# SET TASKS:
A. In the Kalman filter extract, the innovation is the difference between which two quantities?
B. Carry on the Kalman filter extract from its last sentence.

# EXTRACT:
════════════════════
Table 3. The Kalman filter (KF) Algorithm.

Initialization
Set ${\mathbf{x}}_0\&{\mathbf{P}}_0$
Prediction Step
${\mathbf{x}}_{k|k-1}=\mathbf{A}{\mathbf{x}}_{k-1|k-1}+\mathbf{B}{\mathbf{u}}_k$
${\mathbf{P}}_{k|k-1}=\mathbf{A}{\mathbf{P}}_{k-1|k-1}{\mathbf{A}}^T+\mathbf{Q}$
Update Step
${\mathbf{dy}}_k={\mathbf{y}}_k^{GNSS}-\mathbf{C}{\mathbf{x}}_{k|k-1}-\mathbf{D}{\mathbf{u}}_k$
${\mathbf{K}}_k={\mathbf{P}}_{k|k-1}\mathbf{C}{(\mathbf{C}{\mathbf{P}}_{k|k-1}{\mathbf{C}}^T+\mathbf{G})}^{-1}$
${\mathbf{x}}_{k|k}={\mathbf{x}}_{k|k-1}+{\mathbf{K}}_k{\mathbf{dy}}_k$
${\mathbf{P}}_{k|k}=({\mathbf{I}}_{6x6}-{\mathbf{K}}_k\mathbf{C}){\mathbf{P}}_{k|k-1}$

summarizes the steps of the linear KF. The prediction step utilizes the state equation of the filter to obtain a prior estimate of the state, ${\mathbf{x}}_{\mathbf{k}|\mathbf{k}-\mathbf{1}}$. Here, the notation ${\mathbf{x}}_{\mathbf{i}|\mathbf{j}}$ is used to denote the estimate of the state $\mathbf{x}$ at time step i, being conditioned on information up to time step j. The prior estimate of the covariance matrix ${\mathbf{P}}_{\mathbf{k}|\mathbf{k}-\mathbf{1}}$ of the state vector is estimated using the information from time step $k-1$, as well as the process noise variance matrix $\mathbf{Q}$. The availability of measurements is not yet taken into account. In the subsequent update step, the innovation ${\mathbf{dy}}_{\mathbf{k}}$, i.e., the difference between the actually measured GNSS data, ${\mathbf{y}}_{\mathbf{k}}^{\mathbf{GNSS}}$, and the KF-predicted prior estimate of the displacement ${\mathbf{y}}_{\mathbf{k}|\mathbf{k}-\mathbf{1}}$ is calculated as ${\mathbf{dy}}_{\mathbf{k}}={\mathbf{y}}_{\mathbf{k}}^{\mathbf{GNSS}}-\mathbf{C}{\mathbf{x}}_{\mathbf{k}|\mathbf{k}-\mathbf{1}}-\mathbf{D}{\mathbf{u}}_{\mathbf{k}}$. This is later used for the correction of the prior given the measurement information at time step k, i.e., the posterior KF estimate ${\mathbf{x}}_{\mathbf{k}|\mathbf{k}}$. For this, the Kalman gain $\mathbf{K}$ needs to be further calculated, through the variance of the state vector and the measurement noise variance matrix $\mathbf{G}$. The Kalman gain is finally used as a weight (gain) to correct the prior estimate of the state variance ${\mathbf{P}}_{\mathbf{k}|\mathbf{k}}$, as well as the state itself, ${\mathbf{x}}_{\mathbf{k}|\mathbf{k}}$, as outlined in the summary equations of Table 3.
════════════════════
[Element-and-box records]

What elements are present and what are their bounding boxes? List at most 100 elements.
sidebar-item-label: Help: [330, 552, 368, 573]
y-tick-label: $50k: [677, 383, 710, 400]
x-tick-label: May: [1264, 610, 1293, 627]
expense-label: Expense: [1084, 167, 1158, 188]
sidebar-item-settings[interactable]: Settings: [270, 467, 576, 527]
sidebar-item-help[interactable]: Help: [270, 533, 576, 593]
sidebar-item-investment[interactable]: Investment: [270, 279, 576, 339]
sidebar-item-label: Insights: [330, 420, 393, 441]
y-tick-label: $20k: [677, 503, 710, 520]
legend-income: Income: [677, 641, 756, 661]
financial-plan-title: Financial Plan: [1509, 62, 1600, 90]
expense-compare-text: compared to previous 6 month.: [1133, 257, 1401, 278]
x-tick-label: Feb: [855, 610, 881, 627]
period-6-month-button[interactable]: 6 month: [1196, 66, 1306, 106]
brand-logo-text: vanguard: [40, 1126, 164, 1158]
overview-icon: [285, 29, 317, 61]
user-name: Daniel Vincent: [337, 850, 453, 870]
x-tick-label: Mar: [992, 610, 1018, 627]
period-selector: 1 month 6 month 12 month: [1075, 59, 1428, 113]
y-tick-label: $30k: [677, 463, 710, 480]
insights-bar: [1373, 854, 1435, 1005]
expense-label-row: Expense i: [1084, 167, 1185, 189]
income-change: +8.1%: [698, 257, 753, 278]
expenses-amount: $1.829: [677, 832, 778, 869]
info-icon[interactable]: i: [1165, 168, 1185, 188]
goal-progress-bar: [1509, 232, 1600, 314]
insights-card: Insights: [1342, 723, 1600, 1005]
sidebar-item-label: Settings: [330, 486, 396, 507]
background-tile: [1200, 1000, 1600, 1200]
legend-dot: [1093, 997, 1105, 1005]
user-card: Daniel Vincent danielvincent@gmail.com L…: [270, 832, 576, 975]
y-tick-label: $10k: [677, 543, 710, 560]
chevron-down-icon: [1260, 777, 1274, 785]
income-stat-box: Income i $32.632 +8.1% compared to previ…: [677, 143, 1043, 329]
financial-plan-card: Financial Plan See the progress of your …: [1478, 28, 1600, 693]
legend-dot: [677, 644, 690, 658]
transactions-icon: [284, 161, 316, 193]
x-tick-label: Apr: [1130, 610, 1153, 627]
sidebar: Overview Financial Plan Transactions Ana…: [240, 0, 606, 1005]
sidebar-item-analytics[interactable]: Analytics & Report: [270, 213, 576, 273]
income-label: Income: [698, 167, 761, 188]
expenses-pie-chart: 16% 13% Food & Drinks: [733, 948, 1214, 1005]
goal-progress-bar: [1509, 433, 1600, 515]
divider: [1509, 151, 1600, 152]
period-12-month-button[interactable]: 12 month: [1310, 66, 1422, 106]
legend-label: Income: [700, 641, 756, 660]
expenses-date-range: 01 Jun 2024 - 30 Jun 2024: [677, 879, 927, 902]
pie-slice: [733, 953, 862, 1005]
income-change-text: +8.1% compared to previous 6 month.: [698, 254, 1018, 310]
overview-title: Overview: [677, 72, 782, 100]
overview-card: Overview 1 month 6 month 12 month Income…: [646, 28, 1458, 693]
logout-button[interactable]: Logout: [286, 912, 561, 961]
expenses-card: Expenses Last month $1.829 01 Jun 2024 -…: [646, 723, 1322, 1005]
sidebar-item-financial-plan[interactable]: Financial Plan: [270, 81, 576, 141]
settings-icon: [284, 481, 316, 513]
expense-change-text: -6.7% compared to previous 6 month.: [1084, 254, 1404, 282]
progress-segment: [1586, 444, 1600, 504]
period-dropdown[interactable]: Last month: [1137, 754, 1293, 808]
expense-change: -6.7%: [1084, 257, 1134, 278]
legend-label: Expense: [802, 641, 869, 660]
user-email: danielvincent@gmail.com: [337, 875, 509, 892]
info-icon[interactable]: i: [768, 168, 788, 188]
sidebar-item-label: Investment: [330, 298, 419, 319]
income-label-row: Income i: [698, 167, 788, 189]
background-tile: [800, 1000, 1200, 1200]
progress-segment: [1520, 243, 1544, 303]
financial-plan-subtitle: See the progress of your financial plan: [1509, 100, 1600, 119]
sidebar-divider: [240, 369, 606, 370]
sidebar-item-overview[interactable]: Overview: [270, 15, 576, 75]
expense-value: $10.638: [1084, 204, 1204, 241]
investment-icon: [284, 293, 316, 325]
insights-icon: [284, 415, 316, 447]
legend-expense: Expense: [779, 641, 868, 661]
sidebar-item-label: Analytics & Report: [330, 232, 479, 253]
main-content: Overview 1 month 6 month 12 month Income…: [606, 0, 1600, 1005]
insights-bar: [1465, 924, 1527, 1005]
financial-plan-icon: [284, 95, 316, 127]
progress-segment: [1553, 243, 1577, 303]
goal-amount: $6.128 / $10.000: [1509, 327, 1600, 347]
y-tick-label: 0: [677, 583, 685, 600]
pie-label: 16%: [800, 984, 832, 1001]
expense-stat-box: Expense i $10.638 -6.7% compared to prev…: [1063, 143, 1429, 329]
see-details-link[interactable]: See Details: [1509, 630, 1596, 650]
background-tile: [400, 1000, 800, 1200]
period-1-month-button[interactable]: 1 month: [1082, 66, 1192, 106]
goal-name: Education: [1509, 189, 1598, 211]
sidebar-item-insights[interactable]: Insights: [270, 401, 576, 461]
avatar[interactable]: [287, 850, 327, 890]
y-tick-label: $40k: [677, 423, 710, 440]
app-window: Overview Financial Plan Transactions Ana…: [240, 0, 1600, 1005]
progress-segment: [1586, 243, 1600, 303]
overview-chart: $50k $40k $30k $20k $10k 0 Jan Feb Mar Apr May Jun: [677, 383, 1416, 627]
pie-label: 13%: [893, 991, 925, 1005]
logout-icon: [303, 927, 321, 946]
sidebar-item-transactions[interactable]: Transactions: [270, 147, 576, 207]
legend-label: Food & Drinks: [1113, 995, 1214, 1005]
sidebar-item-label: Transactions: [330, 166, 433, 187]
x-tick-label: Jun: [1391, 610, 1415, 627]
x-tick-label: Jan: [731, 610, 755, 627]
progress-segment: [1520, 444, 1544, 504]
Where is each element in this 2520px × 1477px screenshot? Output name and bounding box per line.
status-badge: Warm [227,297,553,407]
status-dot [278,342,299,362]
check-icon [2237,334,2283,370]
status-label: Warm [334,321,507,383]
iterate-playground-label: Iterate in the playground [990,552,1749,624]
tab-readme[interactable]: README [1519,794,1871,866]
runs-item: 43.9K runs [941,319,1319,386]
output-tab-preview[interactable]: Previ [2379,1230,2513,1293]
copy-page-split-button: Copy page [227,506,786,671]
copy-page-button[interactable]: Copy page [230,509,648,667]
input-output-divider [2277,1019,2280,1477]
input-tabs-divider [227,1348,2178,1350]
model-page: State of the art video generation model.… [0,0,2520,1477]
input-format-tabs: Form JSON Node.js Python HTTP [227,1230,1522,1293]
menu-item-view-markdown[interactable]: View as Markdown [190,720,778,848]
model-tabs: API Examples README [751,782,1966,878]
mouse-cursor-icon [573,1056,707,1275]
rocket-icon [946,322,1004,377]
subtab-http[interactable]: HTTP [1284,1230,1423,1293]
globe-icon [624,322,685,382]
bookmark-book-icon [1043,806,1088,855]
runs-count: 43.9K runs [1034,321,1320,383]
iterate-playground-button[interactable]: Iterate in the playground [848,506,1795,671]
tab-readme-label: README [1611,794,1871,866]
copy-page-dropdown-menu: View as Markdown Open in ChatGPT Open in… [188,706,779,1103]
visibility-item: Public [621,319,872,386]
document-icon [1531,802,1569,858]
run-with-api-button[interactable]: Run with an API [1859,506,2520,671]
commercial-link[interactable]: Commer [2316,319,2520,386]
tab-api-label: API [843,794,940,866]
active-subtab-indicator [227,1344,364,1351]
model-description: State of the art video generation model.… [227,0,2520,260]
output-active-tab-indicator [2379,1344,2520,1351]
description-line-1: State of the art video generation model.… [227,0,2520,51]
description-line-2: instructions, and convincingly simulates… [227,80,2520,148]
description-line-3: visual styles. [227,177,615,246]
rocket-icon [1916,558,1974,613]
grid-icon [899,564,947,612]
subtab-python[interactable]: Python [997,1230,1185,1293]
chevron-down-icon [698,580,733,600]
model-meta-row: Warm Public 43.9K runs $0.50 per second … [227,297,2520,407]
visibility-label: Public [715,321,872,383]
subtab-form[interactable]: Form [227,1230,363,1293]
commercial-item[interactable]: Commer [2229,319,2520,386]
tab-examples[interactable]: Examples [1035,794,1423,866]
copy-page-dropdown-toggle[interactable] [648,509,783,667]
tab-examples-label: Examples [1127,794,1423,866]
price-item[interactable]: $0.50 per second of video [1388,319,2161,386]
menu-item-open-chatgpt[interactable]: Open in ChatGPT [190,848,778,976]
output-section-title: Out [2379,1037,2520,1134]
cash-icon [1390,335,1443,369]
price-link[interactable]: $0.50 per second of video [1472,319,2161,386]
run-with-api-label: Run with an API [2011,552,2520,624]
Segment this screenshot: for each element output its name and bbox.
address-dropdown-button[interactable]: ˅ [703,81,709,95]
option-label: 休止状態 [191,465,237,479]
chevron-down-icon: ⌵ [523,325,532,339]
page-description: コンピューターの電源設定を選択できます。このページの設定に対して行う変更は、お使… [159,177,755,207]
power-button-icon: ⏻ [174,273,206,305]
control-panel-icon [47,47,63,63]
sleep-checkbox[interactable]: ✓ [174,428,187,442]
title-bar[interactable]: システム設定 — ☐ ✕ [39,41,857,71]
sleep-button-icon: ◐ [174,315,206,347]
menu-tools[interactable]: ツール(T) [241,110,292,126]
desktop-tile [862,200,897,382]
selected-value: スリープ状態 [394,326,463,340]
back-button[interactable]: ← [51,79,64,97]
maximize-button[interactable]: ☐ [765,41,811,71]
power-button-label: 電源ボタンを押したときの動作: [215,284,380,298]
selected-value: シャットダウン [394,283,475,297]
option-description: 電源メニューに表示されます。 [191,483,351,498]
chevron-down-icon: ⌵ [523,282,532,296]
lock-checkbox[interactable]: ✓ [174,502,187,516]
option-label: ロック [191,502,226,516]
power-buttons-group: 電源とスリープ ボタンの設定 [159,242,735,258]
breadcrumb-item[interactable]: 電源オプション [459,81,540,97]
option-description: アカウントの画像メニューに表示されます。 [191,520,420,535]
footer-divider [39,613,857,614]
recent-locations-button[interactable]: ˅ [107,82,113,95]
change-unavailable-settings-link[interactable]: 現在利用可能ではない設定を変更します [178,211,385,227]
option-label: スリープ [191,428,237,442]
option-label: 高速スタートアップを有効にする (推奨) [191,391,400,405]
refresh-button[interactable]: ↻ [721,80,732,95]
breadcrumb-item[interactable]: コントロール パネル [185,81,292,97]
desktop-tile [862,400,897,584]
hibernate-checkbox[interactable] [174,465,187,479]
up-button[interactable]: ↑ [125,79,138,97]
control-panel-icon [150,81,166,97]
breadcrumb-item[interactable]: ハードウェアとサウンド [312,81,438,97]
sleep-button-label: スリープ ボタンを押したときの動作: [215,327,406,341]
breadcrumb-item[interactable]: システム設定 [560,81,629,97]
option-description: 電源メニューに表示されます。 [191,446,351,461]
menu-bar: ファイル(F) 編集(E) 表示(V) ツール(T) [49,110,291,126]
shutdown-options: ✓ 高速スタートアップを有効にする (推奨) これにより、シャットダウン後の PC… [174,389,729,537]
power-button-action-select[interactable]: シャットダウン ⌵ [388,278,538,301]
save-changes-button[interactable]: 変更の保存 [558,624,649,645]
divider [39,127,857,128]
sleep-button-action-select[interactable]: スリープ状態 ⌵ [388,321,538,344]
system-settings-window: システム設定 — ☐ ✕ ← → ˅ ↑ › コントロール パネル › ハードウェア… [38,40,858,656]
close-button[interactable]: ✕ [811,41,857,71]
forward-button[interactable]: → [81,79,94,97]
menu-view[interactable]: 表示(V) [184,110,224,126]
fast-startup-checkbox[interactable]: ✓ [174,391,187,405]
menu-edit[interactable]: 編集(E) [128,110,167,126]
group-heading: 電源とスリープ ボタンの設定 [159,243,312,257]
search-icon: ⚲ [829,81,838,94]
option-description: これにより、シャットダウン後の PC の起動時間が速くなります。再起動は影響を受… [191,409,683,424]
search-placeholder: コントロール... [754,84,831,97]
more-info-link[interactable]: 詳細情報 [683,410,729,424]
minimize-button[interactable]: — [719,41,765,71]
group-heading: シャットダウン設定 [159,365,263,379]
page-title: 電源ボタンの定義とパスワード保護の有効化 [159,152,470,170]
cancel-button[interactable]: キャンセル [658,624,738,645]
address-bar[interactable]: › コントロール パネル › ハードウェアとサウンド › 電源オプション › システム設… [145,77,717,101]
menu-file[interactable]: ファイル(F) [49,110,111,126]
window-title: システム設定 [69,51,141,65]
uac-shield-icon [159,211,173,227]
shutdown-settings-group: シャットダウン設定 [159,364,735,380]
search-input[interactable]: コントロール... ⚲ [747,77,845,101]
════════════════════
# ANSWERS BELOW:
A. The actually measured GNSS data and the KF-predicted prior estimate of the displacement.

B.
At this point, it is recalled that the measurements that are to be fused are acquired at different sampling rates. More specifically, the GNSS unit employs a 100 Hz sampling rate, while the IMU and rotational sensor sample at 250 Hz. The KF naturally allows such a multi-rate sensor fusion. The KF states are estimated at 250 Hz, which requires a linear interpolation at every second GNSS 100 Hz time step to offer observations that align with integer multiples of the 1/250 time step of the process equation of the KF. For the time steps, where no GNSS observations are available, the filter operates in prediction mode, while using the process equation, and the update step is skipped. Thus, the prior predicted state and the state variance are not corrected with the Kalman gain, but are directly taken as the posterior. The GNSS sampling rate is high enough to ensure that the drifts that are caused by numerical integration (process equation) are minimal.

The process and measurement noise covariance matrices $\mathbf{Q}$ and $\mathbf{G}$ allow for tuning the filter, based on the confidence that is attributed to the state equations (integration) and the assumed reference observations (GNSS). The tuning refers to the amount of correction that is applied to the state vector through the Kalman gain in the update step of Table 3. These covariance matrices can be auto-tuned within the filter itself, by quantifying the actual model errors [33]. However, for this study, we are keeping these matrices constant (time-invariant) during the filter procedure. The chosen values are based on the RMSE of the difference between the instruments and robot feedback (RFB), and they have additionally been tuned based on how well the KF estimation agrees with the RFB. In

Table 4. Diagonal elements of process noise and measurement noise covariance matrices. The off-diagonal elements are assumed zero, thus making the assumption of uncorrelated noise components.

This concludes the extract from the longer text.